(Data records)
***

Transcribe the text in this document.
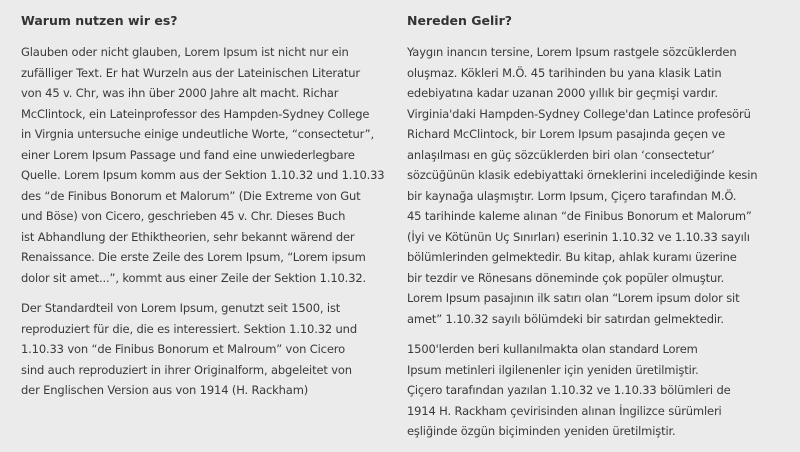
Warum nutzen wir es?

Glauben oder nicht glauben, Lorem Ipsum ist nicht nur ein
zufälliger Text. Er hat Wurzeln aus der Lateinischen Literatur
von 45 v. Chr, was ihn über 2000 Jahre alt macht. Richar
McClintock, ein Lateinprofessor des Hampden-Sydney College
in Virgnia untersuche einige undeutliche Worte, “consectetur”,
einer Lorem Ipsum Passage und fand eine unwiederlegbare
Quelle. Lorem Ipsum komm aus der Sektion 1.10.32 und 1.10.33
des “de Finibus Bonorum et Malorum” (Die Extreme von Gut
und Böse) von Cicero, geschrieben 45 v. Chr. Dieses Buch
ist Abhandlung der Ethiktheorien, sehr bekannt wärend der
Renaissance. Die erste Zeile des Lorem Ipsum, “Lorem ipsum
dolor sit amet...”, kommt aus einer Zeile der Sektion 1.10.32.

Der Standardteil von Lorem Ipsum, genutzt seit 1500, ist
reproduziert für die, die es interessiert. Sektion 1.10.32 und
1.10.33 von “de Finibus Bonorum et Malroum” von Cicero
sind auch reproduziert in ihrer Originalform, abgeleitet von
der Englischen Version aus von 1914 (H. Rackham)

Nereden Gelir?

Yaygın inancın tersine, Lorem Ipsum rastgele sözcüklerden
oluşmaz. Kökleri M.Ö. 45 tarihinden bu yana klasik Latin
edebiyatına kadar uzanan 2000 yıllık bir geçmişi vardır.
Virginia'daki Hampden-Sydney College'dan Latince profesörü
Richard McClintock, bir Lorem Ipsum pasajında geçen ve
anlaşılması en güç sözcüklerden biri olan ‘consectetur’
sözcüğünün klasik edebiyattaki örneklerini incelediğinde kesin
bir kaynağa ulaşmıştır. Lorm Ipsum, Çiçero tarafından M.Ö.
45 tarihinde kaleme alınan “de Finibus Bonorum et Malorum”
(İyi ve Kötünün Uç Sınırları) eserinin 1.10.32 ve 1.10.33 sayılı
bölümlerinden gelmektedir. Bu kitap, ahlak kuramı üzerine
bir tezdir ve Rönesans döneminde çok popüler olmuştur.
Lorem Ipsum pasajının ilk satırı olan “Lorem ipsum dolor sit
amet” 1.10.32 sayılı bölümdeki bir satırdan gelmektedir.

1500'lerden beri kullanılmakta olan standard Lorem
Ipsum metinleri ilgilenenler için yeniden üretilmiştir.
Çiçero tarafından yazılan 1.10.32 ve 1.10.33 bölümleri de
1914 H. Rackham çevirisinden alınan İngilizce sürümleri
eşliğinde özgün biçiminden yeniden üretilmiştir.
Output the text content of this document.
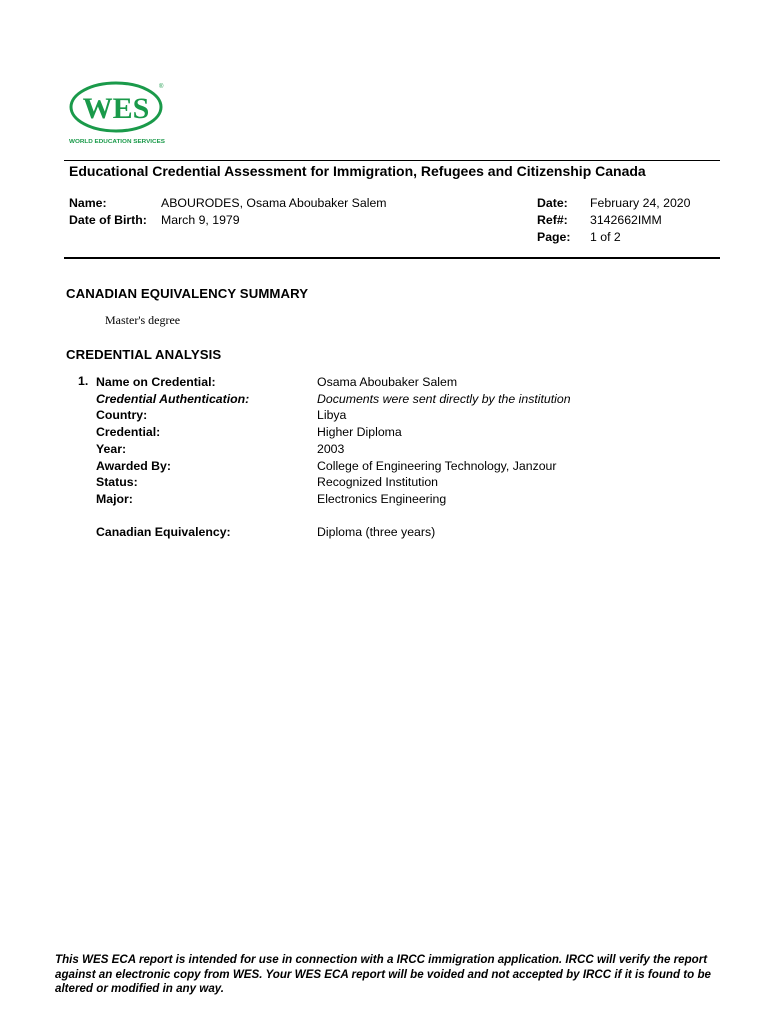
WES
®
WORLD EDUCATION SERVICES
Educational Credential Assessment for Immigration, Refugees and Citizenship Canada
Name:	ABOURODES, Osama Aboubaker Salem
Date of Birth: March 9, 1979
Date: February 24, 2020
Ref#: 3142662IMM
Page: 1 of 2
CANADIAN EQUIVALENCY SUMMARY
Master's degree
CREDENTIAL ANALYSIS
1. Name on Credential:	Osama Aboubaker Salem
Credential Authentication:	Documents were sent directly by the institution
Country:	Libya
Credential:	Higher Diploma
Year:	2003
Awarded By:	College of Engineering Technology, Janzour
Status:	Recognized Institution
Major:	Electronics Engineering
Canadian Equivalency:	Diploma (three years)
This WES ECA report is intended for use in connection with a IRCC immigration application. IRCC will verify the report against an electronic copy from WES. Your WES ECA report will be voided and not accepted by IRCC if it is found to be altered or modified in any way.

***

## WHAT THE TASK ASKS
Skipping the pictures, transcribe each line above exactly as it appears.

## FINAL RESULT
Transcribe the text in this document.
Warum nutzen wir es?

Glauben oder nicht glauben, Lorem Ipsum ist nicht nur ein
zufälliger Text. Er hat Wurzeln aus der Lateinischen Literatur
von 45 v. Chr, was ihn über 2000 Jahre alt macht. Richar
McClintock, ein Lateinprofessor des Hampden-Sydney College
in Virgnia untersuche einige undeutliche Worte, “consectetur”,
einer Lorem Ipsum Passage und fand eine unwiederlegbare
Quelle. Lorem Ipsum komm aus der Sektion 1.10.32 und 1.10.33
des “de Finibus Bonorum et Malorum” (Die Extreme von Gut
und Böse) von Cicero, geschrieben 45 v. Chr. Dieses Buch
ist Abhandlung der Ethiktheorien, sehr bekannt wärend der
Renaissance. Die erste Zeile des Lorem Ipsum, “Lorem ipsum
dolor sit amet...”, kommt aus einer Zeile der Sektion 1.10.32.

Der Standardteil von Lorem Ipsum, genutzt seit 1500, ist
reproduziert für die, die es interessiert. Sektion 1.10.32 und
1.10.33 von “de Finibus Bonorum et Malroum” von Cicero
sind auch reproduziert in ihrer Originalform, abgeleitet von
der Englischen Version aus von 1914 (H. Rackham)

Nereden Gelir?

Yaygın inancın tersine, Lorem Ipsum rastgele sözcüklerden
oluşmaz. Kökleri M.Ö. 45 tarihinden bu yana klasik Latin
edebiyatına kadar uzanan 2000 yıllık bir geçmişi vardır.
Virginia'daki Hampden-Sydney College'dan Latince profesörü
Richard McClintock, bir Lorem Ipsum pasajında geçen ve
anlaşılması en güç sözcüklerden biri olan ‘consectetur’
sözcüğünün klasik edebiyattaki örneklerini incelediğinde kesin
bir kaynağa ulaşmıştır. Lorm Ipsum, Çiçero tarafından M.Ö.
45 tarihinde kaleme alınan “de Finibus Bonorum et Malorum”
(İyi ve Kötünün Uç Sınırları) eserinin 1.10.32 ve 1.10.33 sayılı
bölümlerinden gelmektedir. Bu kitap, ahlak kuramı üzerine
bir tezdir ve Rönesans döneminde çok popüler olmuştur.
Lorem Ipsum pasajının ilk satırı olan “Lorem ipsum dolor sit
amet” 1.10.32 sayılı bölümdeki bir satırdan gelmektedir.

1500'lerden beri kullanılmakta olan standard Lorem
Ipsum metinleri ilgilenenler için yeniden üretilmiştir.
Çiçero tarafından yazılan 1.10.32 ve 1.10.33 bölümleri de
1914 H. Rackham çevirisinden alınan İngilizce sürümleri
eşliğinde özgün biçiminden yeniden üretilmiştir.
Output the text content of this document.
WES
®
WORLD EDUCATION SERVICES
Educational Credential Assessment for Immigration, Refugees and Citizenship Canada
Name:	ABOURODES, Osama Aboubaker Salem
Date of Birth: March 9, 1979
Date: February 24, 2020
Ref#: 3142662IMM
Page: 1 of 2
CANADIAN EQUIVALENCY SUMMARY
Master's degree
CREDENTIAL ANALYSIS
1. Name on Credential:	Osama Aboubaker Salem
Credential Authentication:	Documents were sent directly by the institution
Country:	Libya
Credential:	Higher Diploma
Year:	2003
Awarded By:	College of Engineering Technology, Janzour
Status:	Recognized Institution
Major:	Electronics Engineering
Canadian Equivalency:	Diploma (three years)
This WES ECA report is intended for use in connection with a IRCC immigration application. IRCC will verify the report against an electronic copy from WES. Your WES ECA report will be voided and not accepted by IRCC if it is found to be altered or modified in any way.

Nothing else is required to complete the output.